### DOCUMENT
Error Handling & Edge Cases

  • Missing Consolidations: Logs warning when full sync is needed but no consolidated snapshot is available
  • Empty Remote State: Handles scenarios where remote sync state contains no snapshots
  • Epoch Inconsistencies: Automatically recovers from epoch gaps through full synchronisation
  • Processing Interruption: Uses completedProcessing flag to optimise incremental sync execution

This algorithm ensures eventually consistent data replication across distributed nodes while minimising network traffic and computational overhead through intelligent synchronisation strategy selection.

Data Structures

Sync Pointer Store

Stored in verifiable storage, for each storage type contains a storage id of the location for sync states.

{
"syncPointers": {
"my-type-1": "blob:ipfs:0x11...1111",
"my-type-2": "blob:ipfs:0x22...2222"
}
}

Sync State

Stored in decentralised storage, contains all of the snapshots for a specific storage key

{
"storageKey": "my-type-1",
"snapshots": [
{
"id": "0xaaa...aaa",
...
},
{
"id": "0xbbb...bbb",
...
}
]
}

Sync Snapshot

Contains a list of all the storage ids for the change sets which make up the snapshot

{
"id": "0xaaa...aaa",
"dateCreated": "2025-05-29T01:00:00.000Z",
"dateModified": "2025-05-29T01:00:00.000Z",
"isConsolidated": false, // Determines if this contains a complete data set
"epoch": 123, // A counter that is incremented for each snapshot
"changeSetStorageIds": [
"blob:ipfs:0x111...1111",
"blob:ipfs:0x111...1112"
...
]
}

Sync Change Set

Contains a set of changes to be made to the entity storage, the proof is generated by the node identity which guarantees the validity of the data from the node

{
"id": "0xaaa...aaa",
"storageKey": "my-type-1",
"dateCreated": "2025-05-29T01:00:00.000Z",
"dateModified": "2025-05-29T01:00:00.000Z",
"changes": [
...
],
"nodeIdentity": "did:iota:0xccc.cccccc",
"proof": {
// Cryptographic proof signed by the node identity
}
}

Sync Change

Contains a mutation for an entry in entity storage, either a set of delete. The id and nodeIdentity are omitted from the entity and stored at a higher level in the data structures to shrink the data set size.

{
"operation": "set",
"id": "my-item-1",
"entity": {
"foo": true,
"bar": 123
}
}

### STATED TASK A
In the sync documentation, translate this sentence into Spanish: "This algorithm ensures eventually consistent data replication across distributed nodes while minimising network traffic and computational overhead through intelligent synchronisation strategy selection."

### GIVEN DATA
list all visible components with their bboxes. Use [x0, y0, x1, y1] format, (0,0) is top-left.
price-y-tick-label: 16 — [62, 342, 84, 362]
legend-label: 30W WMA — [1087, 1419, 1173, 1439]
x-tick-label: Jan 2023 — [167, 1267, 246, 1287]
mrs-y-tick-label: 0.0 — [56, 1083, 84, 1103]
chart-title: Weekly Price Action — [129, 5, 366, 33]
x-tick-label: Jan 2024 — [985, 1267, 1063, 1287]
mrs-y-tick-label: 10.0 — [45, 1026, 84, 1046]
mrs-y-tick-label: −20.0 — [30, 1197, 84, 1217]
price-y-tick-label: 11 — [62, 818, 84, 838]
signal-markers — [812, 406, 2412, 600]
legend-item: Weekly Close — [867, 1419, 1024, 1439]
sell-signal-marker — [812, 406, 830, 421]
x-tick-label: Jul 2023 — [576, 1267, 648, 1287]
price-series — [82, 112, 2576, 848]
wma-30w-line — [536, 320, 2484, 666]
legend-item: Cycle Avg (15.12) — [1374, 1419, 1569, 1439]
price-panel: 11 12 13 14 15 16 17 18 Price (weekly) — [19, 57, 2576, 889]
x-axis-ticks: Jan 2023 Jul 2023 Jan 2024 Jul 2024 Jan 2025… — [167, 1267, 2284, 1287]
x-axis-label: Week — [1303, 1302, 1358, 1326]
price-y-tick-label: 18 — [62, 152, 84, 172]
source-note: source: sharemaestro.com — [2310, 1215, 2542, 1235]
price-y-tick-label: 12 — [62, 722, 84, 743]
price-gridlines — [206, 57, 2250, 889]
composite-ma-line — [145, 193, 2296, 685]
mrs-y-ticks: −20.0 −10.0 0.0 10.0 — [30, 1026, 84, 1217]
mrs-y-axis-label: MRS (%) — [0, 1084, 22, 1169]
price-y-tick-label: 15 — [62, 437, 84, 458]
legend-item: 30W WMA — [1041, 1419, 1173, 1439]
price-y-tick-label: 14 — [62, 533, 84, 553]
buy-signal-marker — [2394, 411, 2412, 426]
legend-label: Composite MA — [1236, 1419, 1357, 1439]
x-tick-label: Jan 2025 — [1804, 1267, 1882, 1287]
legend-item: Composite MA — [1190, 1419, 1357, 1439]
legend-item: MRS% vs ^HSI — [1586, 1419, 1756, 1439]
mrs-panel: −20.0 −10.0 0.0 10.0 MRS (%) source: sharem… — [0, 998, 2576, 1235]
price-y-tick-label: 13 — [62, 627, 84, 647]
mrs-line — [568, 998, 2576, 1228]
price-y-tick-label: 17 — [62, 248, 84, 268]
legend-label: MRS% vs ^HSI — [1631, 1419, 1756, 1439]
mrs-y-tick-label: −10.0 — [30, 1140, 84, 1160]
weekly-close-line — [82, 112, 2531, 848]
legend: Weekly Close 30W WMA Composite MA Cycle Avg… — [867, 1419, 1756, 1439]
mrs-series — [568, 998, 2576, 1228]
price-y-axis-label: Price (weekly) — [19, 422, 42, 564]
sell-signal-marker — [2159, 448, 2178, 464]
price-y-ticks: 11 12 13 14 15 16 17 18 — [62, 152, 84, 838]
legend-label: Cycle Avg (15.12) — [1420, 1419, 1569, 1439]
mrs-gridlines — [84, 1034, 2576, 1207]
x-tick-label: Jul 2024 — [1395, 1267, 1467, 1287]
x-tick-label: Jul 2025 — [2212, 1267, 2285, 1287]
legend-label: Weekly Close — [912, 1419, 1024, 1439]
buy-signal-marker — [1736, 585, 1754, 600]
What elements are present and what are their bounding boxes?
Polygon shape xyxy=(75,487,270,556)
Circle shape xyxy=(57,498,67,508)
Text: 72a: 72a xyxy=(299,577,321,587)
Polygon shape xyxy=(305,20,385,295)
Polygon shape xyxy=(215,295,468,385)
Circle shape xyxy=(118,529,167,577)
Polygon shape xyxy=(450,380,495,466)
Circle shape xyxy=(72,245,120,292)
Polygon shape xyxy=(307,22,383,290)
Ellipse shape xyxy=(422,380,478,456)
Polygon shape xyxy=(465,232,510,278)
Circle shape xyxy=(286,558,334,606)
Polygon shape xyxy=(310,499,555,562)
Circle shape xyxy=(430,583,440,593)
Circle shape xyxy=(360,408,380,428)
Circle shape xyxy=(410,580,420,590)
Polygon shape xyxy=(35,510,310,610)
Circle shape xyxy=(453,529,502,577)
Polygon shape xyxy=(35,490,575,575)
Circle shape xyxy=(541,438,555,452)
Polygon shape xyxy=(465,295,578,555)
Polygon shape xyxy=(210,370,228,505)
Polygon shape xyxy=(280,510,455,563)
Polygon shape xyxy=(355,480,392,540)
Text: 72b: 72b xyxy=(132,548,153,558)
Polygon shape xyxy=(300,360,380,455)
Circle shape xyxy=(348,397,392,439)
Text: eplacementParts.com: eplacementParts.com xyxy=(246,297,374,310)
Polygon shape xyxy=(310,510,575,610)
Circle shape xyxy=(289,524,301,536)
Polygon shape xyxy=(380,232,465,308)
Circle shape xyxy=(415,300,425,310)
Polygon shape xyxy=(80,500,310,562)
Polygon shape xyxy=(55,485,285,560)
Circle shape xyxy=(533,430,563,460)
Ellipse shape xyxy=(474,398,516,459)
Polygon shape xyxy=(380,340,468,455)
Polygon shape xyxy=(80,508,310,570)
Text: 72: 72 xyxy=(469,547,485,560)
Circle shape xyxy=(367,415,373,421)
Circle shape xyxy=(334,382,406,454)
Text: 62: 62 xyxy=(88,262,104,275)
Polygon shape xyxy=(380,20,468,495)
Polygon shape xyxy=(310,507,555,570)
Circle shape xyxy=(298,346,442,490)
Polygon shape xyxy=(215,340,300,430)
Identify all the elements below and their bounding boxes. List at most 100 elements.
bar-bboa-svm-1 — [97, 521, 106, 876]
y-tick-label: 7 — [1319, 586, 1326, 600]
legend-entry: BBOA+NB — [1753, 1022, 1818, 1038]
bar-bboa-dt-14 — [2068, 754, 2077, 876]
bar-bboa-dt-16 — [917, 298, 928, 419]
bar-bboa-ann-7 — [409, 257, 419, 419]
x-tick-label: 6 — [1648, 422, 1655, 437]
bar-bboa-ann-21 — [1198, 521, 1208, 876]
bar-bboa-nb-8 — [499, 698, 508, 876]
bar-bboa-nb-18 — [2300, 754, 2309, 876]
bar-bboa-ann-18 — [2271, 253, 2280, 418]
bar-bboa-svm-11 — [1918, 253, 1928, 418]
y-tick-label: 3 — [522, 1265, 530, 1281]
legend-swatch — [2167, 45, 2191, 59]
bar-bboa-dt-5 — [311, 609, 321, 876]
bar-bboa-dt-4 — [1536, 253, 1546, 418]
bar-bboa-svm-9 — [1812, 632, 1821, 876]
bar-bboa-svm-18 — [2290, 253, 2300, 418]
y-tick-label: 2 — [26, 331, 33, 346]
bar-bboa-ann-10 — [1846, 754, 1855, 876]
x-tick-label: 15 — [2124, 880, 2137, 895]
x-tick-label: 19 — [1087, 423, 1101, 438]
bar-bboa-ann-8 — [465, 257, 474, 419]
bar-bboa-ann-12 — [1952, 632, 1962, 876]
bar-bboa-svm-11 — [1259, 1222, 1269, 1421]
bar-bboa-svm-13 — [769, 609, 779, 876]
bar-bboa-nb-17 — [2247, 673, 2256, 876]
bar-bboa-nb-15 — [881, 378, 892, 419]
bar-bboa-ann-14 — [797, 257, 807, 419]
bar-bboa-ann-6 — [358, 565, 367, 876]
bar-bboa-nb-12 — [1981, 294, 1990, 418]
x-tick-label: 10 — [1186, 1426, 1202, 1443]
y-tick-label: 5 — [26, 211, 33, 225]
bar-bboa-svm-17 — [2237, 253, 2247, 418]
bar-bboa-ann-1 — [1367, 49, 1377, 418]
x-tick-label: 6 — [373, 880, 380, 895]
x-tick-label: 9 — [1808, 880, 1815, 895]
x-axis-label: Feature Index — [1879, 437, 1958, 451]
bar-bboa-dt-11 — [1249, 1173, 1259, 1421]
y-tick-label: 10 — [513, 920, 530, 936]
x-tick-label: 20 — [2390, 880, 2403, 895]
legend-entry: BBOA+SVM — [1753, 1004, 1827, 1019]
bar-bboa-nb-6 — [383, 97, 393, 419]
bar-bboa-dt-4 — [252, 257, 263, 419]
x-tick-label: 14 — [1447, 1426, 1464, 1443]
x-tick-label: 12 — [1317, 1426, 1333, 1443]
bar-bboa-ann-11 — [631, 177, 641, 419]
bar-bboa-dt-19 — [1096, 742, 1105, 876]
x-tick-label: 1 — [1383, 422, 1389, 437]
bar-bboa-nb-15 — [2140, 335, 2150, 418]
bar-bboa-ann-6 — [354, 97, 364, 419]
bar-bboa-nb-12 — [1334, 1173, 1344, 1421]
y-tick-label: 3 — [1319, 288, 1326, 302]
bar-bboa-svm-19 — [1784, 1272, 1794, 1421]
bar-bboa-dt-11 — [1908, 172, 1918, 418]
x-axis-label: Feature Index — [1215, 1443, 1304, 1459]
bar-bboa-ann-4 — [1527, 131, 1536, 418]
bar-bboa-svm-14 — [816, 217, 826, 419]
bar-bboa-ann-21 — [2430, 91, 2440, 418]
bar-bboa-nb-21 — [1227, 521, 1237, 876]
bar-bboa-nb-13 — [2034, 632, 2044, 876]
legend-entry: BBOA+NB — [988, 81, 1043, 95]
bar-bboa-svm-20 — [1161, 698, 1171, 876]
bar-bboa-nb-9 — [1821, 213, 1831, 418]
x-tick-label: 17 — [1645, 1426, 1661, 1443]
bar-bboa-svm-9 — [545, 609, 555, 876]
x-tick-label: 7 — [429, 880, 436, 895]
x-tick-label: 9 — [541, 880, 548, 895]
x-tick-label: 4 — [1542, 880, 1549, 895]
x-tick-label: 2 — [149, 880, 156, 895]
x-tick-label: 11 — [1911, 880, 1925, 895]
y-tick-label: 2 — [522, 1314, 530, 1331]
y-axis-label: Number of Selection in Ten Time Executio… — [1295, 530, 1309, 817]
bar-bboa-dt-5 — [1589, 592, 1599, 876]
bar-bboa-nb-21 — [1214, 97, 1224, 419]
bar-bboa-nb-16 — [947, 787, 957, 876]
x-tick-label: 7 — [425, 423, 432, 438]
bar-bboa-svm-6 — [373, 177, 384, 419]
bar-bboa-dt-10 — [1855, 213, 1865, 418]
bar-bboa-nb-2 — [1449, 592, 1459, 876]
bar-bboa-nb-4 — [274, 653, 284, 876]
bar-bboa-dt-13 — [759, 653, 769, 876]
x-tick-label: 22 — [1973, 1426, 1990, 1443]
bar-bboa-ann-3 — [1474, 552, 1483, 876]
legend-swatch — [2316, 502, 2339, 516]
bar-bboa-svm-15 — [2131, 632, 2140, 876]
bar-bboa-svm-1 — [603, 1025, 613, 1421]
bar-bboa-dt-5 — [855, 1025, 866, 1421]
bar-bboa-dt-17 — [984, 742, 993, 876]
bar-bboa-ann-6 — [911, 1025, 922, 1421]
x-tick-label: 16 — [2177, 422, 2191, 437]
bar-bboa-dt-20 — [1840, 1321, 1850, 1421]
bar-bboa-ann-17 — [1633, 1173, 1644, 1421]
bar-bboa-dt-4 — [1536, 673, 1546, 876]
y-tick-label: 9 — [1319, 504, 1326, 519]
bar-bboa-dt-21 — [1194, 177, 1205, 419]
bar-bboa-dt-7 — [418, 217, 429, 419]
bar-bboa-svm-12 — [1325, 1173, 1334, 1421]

### STATED TASK B
Reproduce word for word the part of the entries that opens with their first line and closes with the line containing "weekly-close-line — [82, 112, 2531, 848]", both included.

### WORKED SOLUTION A
Este algoritmo garantiza una replicación de datos eventualmente consistente entre nodos distribuidos, al tiempo que minimiza el tráfico de red y la sobrecarga computacional mediante una selección inteligente de la estrategia de sincronización.

### WORKED SOLUTION B
list all visible components with their bboxes. Use [x0, y0, x1, y1] format, (0,0) is top-left.
price-y-tick-label: 16 — [62, 342, 84, 362]
legend-label: 30W WMA — [1087, 1419, 1173, 1439]
x-tick-label: Jan 2023 — [167, 1267, 246, 1287]
mrs-y-tick-label: 0.0 — [56, 1083, 84, 1103]
chart-title: Weekly Price Action — [129, 5, 366, 33]
x-tick-label: Jan 2024 — [985, 1267, 1063, 1287]
mrs-y-tick-label: 10.0 — [45, 1026, 84, 1046]
mrs-y-tick-label: −20.0 — [30, 1197, 84, 1217]
price-y-tick-label: 11 — [62, 818, 84, 838]
signal-markers — [812, 406, 2412, 600]
legend-item: Weekly Close — [867, 1419, 1024, 1439]
sell-signal-marker — [812, 406, 830, 421]
x-tick-label: Jul 2023 — [576, 1267, 648, 1287]
price-series — [82, 112, 2576, 848]
wma-30w-line — [536, 320, 2484, 666]
legend-item: Cycle Avg (15.12) — [1374, 1419, 1569, 1439]
price-panel: 11 12 13 14 15 16 17 18 Price (weekly) — [19, 57, 2576, 889]
x-axis-ticks: Jan 2023 Jul 2023 Jan 2024 Jul 2024 Jan 2025… — [167, 1267, 2284, 1287]
x-axis-label: Week — [1303, 1302, 1358, 1326]
price-y-tick-label: 18 — [62, 152, 84, 172]
source-note: source: sharemaestro.com — [2310, 1215, 2542, 1235]
price-y-tick-label: 12 — [62, 722, 84, 743]
price-gridlines — [206, 57, 2250, 889]
composite-ma-line — [145, 193, 2296, 685]
mrs-y-ticks: −20.0 −10.0 0.0 10.0 — [30, 1026, 84, 1217]
mrs-y-axis-label: MRS (%) — [0, 1084, 22, 1169]
price-y-tick-label: 15 — [62, 437, 84, 458]
legend-item: 30W WMA — [1041, 1419, 1173, 1439]
price-y-tick-label: 14 — [62, 533, 84, 553]
buy-signal-marker — [2394, 411, 2412, 426]
legend-label: Composite MA — [1236, 1419, 1357, 1439]
x-tick-label: Jan 2025 — [1804, 1267, 1882, 1287]
legend-item: Composite MA — [1190, 1419, 1357, 1439]
legend-item: MRS% vs ^HSI — [1586, 1419, 1756, 1439]
mrs-panel: −20.0 −10.0 0.0 10.0 MRS (%) source: sharem… — [0, 998, 2576, 1235]
price-y-tick-label: 13 — [62, 627, 84, 647]
mrs-line — [568, 998, 2576, 1228]
price-y-tick-label: 17 — [62, 248, 84, 268]
legend-label: MRS% vs ^HSI — [1631, 1419, 1756, 1439]
mrs-y-tick-label: −10.0 — [30, 1140, 84, 1160]
weekly-close-line — [82, 112, 2531, 848]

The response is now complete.